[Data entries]
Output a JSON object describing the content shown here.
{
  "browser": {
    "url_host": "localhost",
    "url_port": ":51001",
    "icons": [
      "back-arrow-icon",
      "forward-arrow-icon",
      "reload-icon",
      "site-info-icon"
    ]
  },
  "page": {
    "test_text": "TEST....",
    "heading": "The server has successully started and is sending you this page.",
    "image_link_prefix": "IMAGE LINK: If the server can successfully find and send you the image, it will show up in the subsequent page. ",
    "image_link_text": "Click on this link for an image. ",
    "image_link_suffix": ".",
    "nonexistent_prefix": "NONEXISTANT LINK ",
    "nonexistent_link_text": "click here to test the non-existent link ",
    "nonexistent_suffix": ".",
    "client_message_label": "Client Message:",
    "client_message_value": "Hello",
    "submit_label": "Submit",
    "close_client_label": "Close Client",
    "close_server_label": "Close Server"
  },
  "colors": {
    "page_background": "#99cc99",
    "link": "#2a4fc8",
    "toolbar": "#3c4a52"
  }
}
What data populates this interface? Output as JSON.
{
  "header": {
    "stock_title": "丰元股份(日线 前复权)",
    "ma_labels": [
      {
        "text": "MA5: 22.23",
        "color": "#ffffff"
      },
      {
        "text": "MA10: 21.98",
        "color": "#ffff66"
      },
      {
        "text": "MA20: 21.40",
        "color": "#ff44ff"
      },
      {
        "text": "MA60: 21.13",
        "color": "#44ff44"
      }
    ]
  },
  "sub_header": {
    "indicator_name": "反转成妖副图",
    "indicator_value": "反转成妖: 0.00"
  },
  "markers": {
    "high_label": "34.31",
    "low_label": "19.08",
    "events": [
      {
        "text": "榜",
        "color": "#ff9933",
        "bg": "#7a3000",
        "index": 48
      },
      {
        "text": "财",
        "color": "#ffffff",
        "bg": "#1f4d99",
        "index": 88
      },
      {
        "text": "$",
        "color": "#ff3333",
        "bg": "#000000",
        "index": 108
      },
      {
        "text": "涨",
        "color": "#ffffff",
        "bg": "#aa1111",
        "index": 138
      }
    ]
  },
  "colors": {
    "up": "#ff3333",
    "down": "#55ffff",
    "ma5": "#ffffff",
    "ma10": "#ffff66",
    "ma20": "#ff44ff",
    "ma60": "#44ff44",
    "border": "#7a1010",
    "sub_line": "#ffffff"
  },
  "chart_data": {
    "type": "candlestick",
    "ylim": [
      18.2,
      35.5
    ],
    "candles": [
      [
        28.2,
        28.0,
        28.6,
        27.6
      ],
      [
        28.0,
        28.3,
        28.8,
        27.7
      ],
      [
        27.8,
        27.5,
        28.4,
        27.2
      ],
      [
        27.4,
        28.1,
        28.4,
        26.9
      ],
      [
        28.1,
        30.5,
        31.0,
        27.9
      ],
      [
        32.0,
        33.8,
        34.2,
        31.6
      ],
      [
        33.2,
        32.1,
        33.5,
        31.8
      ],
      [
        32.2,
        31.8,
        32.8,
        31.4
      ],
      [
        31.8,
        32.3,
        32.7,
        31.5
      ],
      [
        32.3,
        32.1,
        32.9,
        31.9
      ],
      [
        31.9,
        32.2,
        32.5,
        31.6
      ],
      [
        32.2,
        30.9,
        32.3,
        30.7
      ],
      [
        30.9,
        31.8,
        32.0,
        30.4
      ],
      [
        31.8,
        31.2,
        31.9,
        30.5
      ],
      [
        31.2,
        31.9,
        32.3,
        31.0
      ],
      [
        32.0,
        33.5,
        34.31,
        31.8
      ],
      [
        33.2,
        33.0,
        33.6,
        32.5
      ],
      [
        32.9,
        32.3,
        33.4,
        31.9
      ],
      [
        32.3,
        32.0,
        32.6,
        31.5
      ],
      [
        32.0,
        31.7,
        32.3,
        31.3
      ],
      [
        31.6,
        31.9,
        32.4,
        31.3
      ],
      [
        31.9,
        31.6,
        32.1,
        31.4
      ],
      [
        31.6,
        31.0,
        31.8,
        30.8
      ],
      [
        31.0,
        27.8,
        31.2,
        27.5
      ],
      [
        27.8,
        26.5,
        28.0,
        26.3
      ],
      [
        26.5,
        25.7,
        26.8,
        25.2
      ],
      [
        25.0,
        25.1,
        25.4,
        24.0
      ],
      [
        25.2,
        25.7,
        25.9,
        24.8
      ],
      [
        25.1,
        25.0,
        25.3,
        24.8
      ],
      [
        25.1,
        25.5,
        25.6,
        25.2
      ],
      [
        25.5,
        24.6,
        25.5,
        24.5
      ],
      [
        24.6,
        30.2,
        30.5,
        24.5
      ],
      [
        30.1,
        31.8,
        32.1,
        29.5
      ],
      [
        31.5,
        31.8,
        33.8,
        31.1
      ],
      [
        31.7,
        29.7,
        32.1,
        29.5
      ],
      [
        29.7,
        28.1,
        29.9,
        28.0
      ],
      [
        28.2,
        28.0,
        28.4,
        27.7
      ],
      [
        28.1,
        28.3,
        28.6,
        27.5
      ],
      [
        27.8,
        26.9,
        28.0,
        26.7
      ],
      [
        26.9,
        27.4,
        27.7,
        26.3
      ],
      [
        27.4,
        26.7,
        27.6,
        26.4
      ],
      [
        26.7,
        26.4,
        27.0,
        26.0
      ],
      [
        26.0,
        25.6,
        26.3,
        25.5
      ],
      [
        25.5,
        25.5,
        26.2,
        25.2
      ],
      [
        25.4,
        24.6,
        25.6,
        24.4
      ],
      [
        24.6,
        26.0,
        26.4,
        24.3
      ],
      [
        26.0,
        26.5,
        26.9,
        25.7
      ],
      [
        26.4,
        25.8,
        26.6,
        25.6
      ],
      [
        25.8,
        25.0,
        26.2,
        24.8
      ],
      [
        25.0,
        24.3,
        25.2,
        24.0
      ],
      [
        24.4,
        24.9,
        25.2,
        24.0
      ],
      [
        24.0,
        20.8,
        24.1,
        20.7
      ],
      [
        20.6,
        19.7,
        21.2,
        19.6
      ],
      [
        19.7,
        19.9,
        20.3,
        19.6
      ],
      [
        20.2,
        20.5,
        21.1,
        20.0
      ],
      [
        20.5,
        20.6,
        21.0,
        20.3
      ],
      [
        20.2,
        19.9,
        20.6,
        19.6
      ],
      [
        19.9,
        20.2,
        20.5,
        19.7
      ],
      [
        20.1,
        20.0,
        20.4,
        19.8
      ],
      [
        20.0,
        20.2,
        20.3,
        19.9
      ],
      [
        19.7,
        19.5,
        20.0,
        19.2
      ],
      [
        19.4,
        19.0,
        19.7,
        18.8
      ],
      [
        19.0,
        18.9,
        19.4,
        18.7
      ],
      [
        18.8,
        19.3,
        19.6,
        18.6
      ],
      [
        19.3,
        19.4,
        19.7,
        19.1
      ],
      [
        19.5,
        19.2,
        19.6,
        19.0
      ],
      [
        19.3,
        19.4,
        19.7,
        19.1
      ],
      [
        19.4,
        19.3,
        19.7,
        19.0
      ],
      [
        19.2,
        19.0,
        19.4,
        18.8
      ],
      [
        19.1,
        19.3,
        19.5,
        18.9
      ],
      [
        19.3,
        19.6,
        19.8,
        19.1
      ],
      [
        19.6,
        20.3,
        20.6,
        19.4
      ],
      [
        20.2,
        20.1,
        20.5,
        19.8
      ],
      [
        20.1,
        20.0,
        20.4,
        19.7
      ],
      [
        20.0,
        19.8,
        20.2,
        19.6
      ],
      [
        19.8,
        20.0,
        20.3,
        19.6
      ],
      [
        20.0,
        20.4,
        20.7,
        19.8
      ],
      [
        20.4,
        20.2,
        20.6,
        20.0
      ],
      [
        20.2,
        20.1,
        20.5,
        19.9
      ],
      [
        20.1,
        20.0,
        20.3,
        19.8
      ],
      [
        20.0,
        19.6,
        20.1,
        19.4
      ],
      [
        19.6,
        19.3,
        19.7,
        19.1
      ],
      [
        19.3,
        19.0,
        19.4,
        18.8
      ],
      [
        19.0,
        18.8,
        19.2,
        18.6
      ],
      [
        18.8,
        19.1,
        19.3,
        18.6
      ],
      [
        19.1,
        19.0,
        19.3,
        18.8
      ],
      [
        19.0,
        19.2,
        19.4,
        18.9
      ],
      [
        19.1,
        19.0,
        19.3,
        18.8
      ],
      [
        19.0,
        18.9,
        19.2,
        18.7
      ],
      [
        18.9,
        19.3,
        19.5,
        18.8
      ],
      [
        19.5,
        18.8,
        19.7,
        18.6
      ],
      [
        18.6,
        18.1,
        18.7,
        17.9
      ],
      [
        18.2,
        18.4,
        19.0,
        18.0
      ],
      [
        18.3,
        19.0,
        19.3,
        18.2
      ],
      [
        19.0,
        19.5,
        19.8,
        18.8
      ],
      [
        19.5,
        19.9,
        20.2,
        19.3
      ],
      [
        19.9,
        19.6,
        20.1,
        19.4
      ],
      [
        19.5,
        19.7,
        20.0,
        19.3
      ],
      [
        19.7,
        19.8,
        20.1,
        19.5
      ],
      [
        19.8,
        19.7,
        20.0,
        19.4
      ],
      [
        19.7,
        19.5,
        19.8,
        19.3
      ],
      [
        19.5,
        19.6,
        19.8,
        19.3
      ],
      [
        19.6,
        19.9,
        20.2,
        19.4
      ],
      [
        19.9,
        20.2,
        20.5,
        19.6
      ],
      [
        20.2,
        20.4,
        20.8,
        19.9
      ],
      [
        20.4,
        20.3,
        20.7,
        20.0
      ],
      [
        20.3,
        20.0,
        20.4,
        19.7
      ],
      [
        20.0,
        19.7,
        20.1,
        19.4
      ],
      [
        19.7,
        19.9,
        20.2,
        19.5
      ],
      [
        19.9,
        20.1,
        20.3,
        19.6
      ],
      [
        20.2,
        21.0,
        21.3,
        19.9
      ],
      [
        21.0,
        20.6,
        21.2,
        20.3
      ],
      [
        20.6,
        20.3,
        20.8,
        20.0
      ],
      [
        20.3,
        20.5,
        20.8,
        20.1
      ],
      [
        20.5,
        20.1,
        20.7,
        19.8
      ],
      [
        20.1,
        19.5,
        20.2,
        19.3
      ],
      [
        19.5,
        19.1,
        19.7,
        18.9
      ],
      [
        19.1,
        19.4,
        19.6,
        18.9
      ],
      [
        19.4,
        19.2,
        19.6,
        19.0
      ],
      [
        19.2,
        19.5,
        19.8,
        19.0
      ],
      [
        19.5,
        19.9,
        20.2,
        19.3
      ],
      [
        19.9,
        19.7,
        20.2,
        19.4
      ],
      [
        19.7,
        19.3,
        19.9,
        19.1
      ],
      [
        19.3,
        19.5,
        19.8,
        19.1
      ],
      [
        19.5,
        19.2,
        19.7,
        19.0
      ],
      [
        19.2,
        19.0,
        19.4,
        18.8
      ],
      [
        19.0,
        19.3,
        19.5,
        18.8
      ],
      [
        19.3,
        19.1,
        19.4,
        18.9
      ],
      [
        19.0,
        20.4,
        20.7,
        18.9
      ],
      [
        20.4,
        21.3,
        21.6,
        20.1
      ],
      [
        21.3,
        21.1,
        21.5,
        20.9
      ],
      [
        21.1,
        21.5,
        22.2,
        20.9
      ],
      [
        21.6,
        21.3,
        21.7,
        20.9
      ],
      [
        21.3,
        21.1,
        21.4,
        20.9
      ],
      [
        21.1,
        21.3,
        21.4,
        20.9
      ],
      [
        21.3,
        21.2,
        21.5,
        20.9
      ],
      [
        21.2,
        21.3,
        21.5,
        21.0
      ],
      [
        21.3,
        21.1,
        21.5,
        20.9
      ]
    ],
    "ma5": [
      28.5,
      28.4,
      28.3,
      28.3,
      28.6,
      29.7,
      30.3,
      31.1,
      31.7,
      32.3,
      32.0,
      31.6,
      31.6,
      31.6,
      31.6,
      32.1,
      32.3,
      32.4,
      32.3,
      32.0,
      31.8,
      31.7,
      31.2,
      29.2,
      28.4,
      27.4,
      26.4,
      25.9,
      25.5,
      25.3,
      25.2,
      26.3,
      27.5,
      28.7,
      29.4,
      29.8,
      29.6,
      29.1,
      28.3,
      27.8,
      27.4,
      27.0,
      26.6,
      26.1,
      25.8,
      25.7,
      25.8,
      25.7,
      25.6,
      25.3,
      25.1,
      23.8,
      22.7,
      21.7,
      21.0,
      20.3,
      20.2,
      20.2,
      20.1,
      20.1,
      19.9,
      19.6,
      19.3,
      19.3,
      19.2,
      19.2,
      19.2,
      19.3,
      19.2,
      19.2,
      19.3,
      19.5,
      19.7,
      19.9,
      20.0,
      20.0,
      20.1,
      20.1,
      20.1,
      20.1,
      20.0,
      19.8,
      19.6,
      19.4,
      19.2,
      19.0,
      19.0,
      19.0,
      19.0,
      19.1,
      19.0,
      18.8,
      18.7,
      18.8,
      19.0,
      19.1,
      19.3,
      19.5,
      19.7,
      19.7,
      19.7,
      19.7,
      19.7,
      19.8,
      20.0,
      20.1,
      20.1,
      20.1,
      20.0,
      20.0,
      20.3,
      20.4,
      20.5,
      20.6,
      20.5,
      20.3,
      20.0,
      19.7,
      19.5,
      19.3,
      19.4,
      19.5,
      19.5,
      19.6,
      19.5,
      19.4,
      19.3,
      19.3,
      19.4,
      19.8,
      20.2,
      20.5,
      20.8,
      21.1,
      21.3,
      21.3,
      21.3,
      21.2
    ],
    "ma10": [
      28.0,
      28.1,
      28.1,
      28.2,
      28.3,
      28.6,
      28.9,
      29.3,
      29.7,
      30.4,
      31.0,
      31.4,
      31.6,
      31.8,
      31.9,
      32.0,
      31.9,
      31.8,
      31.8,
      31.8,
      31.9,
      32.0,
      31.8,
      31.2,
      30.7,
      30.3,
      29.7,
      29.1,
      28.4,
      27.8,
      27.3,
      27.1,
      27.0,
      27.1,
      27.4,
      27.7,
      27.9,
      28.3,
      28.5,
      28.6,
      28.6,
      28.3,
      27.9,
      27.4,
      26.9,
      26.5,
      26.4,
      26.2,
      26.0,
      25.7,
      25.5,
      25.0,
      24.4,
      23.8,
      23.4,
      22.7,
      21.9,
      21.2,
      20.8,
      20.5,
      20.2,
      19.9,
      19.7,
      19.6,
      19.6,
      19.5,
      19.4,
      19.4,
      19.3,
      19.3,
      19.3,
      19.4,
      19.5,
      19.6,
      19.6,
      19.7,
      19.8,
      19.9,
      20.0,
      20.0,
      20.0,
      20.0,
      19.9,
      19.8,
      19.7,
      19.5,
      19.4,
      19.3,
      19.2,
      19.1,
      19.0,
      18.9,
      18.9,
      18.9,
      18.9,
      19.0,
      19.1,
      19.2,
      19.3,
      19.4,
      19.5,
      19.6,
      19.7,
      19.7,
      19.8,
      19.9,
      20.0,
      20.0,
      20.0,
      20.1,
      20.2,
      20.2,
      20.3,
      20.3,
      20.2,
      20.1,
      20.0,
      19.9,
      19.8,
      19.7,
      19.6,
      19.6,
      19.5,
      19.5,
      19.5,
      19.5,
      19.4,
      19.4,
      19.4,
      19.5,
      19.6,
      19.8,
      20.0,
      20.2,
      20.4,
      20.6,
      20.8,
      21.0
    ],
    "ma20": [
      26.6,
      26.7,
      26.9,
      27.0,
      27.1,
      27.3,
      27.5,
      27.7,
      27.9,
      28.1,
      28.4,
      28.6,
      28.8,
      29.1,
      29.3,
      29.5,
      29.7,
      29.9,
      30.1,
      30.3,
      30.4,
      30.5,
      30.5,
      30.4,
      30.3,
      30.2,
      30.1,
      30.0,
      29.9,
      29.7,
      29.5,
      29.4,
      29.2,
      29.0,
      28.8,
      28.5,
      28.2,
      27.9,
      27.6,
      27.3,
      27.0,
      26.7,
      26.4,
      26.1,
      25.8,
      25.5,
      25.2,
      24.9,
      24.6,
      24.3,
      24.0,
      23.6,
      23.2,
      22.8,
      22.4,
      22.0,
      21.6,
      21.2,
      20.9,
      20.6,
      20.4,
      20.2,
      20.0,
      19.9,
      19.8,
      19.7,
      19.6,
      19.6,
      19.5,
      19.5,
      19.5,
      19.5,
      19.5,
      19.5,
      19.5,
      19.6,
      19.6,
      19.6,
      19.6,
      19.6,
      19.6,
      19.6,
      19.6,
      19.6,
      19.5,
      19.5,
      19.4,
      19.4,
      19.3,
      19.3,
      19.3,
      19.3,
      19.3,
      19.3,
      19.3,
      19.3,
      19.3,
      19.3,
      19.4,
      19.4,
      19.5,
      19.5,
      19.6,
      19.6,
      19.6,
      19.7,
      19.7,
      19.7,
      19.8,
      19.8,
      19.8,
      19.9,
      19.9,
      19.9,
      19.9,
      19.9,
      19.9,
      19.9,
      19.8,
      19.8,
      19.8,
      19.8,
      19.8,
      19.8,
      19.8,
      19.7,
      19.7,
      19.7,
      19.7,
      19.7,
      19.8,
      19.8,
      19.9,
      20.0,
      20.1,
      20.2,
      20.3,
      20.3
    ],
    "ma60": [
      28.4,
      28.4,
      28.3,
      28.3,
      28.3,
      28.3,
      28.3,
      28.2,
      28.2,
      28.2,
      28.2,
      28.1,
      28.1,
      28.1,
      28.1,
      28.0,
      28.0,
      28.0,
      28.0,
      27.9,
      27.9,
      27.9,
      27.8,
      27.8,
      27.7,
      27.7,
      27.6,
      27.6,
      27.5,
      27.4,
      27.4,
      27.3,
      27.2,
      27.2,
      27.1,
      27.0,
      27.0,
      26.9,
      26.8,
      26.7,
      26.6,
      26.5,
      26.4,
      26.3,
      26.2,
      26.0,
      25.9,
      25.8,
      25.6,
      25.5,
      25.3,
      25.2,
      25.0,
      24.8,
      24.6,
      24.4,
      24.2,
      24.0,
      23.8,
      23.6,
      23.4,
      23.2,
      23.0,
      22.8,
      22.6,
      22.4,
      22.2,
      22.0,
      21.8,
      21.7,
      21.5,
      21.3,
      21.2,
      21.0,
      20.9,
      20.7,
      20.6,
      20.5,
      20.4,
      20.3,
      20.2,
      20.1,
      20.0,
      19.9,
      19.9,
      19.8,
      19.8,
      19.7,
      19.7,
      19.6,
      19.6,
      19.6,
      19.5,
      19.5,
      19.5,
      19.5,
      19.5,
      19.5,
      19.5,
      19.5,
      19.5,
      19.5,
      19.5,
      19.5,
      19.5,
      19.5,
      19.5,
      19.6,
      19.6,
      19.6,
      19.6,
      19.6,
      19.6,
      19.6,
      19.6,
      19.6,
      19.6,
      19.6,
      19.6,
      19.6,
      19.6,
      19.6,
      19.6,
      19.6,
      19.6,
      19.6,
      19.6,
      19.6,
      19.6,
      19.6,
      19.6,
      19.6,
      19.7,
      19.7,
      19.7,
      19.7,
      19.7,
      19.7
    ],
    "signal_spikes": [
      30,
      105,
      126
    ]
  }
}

(Set exercise) Copy out every line from the data above that has "here" in it.

(Exercise result)
Output a JSON object describing the content shown here.
    "nonexistent_link_text": "click here to test the non-existent link ",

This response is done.